#### [Given problem]
State the number of lines with the string "that" in them, and nothing else.

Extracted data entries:
..............................

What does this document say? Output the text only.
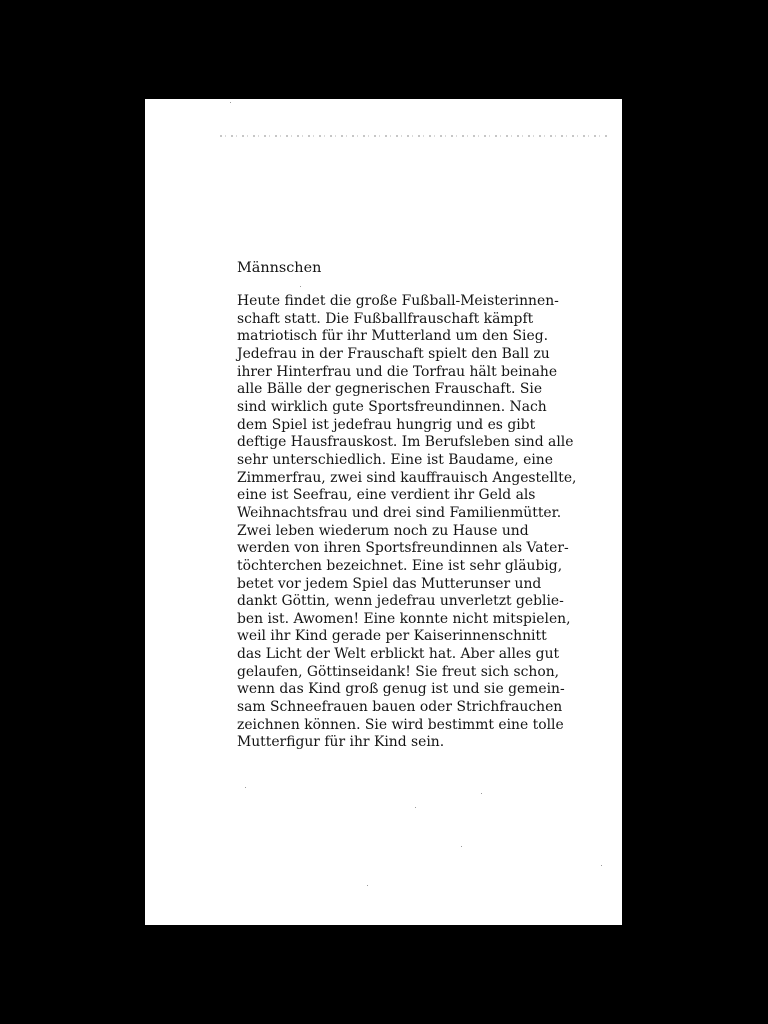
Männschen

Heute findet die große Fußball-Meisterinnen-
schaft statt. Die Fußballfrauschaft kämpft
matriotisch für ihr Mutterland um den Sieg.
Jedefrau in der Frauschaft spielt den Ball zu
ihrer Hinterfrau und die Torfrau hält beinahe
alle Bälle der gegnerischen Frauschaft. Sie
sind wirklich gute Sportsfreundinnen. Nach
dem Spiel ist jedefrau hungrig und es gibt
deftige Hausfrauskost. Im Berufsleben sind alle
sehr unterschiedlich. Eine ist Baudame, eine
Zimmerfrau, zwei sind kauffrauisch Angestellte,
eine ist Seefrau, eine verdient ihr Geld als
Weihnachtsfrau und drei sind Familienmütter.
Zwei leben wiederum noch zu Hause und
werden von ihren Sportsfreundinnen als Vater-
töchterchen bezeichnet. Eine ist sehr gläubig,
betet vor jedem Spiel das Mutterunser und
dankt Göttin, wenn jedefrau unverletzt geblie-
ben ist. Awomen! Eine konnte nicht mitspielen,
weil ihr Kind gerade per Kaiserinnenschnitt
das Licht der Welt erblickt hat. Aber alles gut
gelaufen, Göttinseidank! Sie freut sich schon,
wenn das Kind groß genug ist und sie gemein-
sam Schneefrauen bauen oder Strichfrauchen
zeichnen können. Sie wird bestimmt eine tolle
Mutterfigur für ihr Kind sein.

..............................

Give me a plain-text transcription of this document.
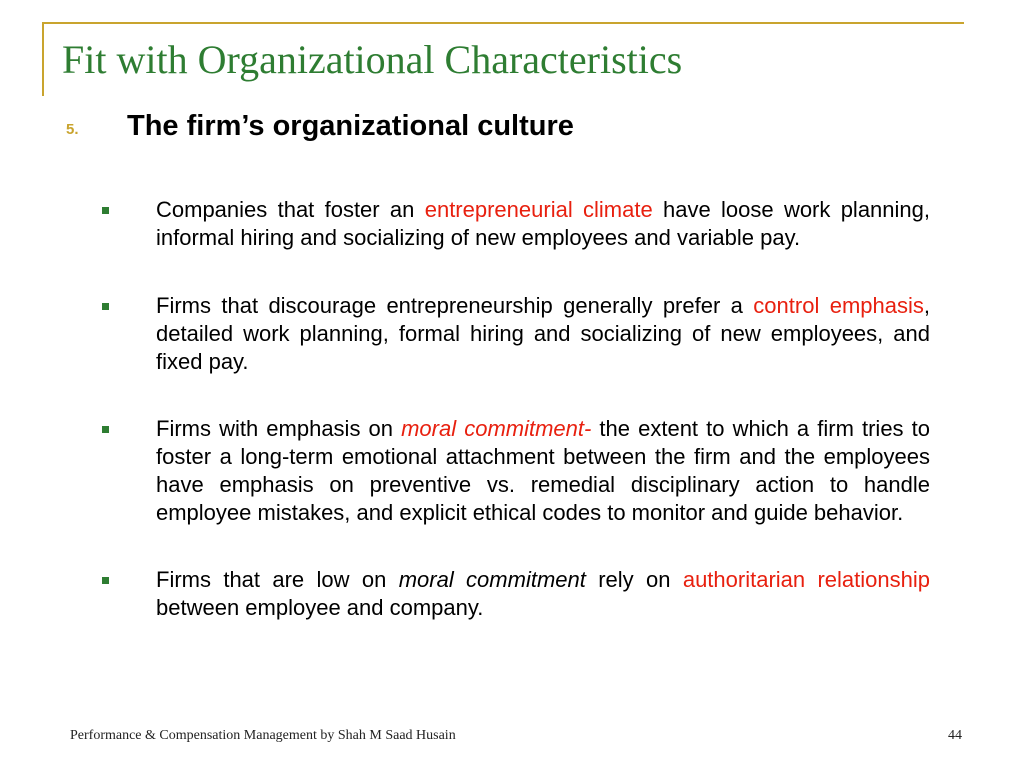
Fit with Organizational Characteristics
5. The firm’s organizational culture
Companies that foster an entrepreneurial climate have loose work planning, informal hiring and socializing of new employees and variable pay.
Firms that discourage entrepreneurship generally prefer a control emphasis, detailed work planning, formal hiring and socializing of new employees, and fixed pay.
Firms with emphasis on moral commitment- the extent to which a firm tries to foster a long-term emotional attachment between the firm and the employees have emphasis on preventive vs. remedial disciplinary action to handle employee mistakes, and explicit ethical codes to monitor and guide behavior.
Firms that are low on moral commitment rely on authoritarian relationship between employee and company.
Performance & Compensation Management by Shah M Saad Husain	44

..............................

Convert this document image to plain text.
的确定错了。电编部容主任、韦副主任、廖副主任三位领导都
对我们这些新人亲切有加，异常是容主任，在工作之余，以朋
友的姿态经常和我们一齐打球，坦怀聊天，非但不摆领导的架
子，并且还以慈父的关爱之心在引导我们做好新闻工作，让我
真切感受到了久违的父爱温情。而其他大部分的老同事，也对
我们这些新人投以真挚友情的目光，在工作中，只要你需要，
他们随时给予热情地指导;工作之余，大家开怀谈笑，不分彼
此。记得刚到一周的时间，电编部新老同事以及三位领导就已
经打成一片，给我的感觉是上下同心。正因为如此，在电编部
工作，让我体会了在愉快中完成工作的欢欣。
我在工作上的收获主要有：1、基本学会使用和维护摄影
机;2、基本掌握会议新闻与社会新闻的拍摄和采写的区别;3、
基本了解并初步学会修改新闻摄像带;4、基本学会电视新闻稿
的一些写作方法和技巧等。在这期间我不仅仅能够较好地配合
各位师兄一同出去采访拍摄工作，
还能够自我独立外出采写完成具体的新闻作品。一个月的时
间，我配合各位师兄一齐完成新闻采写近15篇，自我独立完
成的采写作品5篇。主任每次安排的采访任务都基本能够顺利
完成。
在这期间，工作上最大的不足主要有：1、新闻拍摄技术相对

..............................

#### [Task solution]
3